■ EXERCISE BRIEF: Pull out every line with the word "content" from the entries below.

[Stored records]
::::::::

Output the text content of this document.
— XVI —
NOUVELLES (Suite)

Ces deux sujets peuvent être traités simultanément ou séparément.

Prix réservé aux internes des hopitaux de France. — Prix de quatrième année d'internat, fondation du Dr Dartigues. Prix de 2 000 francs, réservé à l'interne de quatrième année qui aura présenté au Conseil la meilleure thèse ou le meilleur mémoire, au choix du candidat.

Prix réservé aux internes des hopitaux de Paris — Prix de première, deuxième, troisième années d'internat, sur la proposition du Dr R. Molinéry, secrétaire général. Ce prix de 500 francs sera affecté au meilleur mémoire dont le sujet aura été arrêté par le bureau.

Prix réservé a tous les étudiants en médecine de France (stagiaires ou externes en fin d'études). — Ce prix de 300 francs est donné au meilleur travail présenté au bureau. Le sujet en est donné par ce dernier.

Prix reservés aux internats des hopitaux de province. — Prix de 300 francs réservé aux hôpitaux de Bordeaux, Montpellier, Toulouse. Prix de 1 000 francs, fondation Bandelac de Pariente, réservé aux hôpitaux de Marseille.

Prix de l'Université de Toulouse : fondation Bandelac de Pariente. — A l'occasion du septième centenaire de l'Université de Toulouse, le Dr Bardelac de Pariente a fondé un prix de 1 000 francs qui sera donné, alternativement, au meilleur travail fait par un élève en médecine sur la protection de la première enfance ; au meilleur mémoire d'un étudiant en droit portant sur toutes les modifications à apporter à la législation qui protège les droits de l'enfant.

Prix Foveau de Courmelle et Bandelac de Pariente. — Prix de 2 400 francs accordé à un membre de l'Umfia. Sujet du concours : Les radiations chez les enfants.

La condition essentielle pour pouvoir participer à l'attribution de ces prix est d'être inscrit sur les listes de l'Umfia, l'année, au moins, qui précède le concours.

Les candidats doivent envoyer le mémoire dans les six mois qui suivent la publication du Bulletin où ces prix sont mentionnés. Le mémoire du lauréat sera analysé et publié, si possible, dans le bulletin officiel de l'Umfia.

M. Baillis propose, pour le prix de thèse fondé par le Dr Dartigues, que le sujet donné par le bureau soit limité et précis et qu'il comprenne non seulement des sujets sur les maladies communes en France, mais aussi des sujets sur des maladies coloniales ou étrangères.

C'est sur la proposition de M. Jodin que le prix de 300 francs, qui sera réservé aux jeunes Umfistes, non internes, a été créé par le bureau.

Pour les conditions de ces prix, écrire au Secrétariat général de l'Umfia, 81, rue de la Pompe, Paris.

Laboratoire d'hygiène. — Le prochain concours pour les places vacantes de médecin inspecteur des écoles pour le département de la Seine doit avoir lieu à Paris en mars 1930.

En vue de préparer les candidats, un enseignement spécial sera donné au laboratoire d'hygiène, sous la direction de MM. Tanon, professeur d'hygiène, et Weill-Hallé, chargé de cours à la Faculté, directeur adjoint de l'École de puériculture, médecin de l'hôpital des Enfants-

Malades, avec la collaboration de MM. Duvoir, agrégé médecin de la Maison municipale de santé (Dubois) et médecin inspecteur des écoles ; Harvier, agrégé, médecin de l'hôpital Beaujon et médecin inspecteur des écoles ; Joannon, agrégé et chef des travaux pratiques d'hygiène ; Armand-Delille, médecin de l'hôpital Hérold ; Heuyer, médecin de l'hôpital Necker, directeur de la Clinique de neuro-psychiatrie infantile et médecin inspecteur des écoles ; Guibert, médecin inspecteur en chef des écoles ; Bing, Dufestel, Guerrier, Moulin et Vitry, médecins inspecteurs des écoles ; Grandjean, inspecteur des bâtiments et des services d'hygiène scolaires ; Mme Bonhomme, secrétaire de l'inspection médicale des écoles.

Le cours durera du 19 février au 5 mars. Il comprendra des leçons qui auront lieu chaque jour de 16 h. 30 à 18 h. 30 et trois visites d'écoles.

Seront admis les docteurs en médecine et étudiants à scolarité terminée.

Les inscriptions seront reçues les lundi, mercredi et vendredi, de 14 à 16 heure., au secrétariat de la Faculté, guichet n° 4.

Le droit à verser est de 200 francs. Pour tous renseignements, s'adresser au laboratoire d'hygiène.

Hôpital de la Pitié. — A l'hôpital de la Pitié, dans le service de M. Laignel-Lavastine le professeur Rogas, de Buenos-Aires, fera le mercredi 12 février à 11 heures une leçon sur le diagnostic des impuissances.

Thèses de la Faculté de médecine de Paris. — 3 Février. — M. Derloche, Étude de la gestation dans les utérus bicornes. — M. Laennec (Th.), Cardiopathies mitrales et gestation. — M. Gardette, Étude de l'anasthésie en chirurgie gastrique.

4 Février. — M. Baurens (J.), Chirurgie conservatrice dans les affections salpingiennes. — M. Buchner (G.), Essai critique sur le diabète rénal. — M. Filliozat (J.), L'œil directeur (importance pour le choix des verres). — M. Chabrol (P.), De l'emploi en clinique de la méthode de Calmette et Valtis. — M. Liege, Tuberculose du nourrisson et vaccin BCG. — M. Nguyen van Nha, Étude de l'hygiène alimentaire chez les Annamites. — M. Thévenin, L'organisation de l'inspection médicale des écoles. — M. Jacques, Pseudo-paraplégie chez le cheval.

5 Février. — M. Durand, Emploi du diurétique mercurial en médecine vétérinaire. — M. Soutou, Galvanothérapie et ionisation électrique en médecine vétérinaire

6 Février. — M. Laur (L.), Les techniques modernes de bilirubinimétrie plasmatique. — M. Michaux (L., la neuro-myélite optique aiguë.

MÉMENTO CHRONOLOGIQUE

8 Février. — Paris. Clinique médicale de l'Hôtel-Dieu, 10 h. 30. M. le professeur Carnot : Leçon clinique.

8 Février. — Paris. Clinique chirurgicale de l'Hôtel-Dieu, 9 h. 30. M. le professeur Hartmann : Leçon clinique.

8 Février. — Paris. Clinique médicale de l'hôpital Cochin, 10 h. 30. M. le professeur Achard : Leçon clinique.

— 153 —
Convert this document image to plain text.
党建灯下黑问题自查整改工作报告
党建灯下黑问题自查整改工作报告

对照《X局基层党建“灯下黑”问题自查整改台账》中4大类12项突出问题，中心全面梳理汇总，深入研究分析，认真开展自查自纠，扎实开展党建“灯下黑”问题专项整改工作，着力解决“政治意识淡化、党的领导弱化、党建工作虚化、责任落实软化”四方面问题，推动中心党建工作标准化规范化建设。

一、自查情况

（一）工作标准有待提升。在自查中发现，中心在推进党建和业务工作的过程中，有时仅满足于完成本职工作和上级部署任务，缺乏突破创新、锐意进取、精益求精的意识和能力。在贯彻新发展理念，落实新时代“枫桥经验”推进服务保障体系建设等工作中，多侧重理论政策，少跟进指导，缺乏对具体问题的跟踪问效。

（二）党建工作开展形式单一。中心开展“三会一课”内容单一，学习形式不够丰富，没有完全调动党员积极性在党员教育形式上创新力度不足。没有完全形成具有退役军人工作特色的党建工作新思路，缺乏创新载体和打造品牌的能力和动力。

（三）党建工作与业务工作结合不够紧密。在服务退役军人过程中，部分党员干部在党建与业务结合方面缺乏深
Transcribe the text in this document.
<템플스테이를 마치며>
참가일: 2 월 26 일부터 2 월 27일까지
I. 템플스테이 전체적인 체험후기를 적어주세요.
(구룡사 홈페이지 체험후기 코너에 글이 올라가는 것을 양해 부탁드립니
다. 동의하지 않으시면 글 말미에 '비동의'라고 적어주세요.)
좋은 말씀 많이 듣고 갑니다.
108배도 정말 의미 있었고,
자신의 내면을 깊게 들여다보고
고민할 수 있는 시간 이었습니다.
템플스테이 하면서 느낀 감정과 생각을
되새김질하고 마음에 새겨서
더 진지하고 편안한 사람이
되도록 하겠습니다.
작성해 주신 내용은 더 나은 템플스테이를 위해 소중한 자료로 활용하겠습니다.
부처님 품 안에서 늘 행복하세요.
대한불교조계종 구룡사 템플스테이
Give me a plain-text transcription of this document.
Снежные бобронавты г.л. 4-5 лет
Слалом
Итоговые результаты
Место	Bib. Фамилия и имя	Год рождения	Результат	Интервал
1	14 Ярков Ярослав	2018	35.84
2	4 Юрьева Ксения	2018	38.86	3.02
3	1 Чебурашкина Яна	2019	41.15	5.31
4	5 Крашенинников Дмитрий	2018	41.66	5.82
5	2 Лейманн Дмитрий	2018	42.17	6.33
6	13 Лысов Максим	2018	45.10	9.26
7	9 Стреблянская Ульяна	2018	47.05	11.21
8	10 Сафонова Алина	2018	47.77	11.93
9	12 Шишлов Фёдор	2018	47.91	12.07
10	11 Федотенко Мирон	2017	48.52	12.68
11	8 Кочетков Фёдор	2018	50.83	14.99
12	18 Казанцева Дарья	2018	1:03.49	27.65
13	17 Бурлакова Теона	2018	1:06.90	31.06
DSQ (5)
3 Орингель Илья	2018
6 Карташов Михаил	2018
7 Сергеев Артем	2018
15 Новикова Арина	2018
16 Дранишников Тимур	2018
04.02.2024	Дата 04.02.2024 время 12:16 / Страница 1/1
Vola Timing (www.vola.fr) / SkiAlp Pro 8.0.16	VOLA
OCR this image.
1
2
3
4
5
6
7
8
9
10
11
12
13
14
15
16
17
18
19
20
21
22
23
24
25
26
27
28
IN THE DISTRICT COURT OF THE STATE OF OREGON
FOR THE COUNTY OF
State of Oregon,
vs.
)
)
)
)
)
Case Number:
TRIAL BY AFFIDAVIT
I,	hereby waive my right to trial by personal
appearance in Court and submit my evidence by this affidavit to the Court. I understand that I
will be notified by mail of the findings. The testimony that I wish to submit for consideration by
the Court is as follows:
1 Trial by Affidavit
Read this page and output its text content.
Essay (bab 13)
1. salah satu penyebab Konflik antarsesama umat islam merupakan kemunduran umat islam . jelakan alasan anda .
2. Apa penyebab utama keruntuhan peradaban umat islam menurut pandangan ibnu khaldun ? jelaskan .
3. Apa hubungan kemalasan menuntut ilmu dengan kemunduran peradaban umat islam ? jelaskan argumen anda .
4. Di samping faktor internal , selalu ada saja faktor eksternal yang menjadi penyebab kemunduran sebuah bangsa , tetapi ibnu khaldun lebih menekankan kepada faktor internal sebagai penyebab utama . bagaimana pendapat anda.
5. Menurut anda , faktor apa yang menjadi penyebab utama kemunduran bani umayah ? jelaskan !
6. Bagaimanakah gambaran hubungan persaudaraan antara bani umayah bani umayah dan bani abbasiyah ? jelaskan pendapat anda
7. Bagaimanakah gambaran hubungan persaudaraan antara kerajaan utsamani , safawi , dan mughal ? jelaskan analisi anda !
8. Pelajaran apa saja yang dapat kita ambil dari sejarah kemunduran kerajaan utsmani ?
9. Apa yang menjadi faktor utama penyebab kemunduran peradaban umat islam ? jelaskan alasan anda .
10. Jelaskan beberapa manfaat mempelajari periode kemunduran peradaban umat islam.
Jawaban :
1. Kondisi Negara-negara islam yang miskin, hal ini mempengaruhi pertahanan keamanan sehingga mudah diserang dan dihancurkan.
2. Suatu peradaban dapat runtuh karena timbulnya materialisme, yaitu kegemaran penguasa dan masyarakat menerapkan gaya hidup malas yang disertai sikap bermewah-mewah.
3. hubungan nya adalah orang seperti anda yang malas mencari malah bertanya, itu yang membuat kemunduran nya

::::::::

■ TASK ANSWER:
Output the text content of this document.
Read this page and output its text content.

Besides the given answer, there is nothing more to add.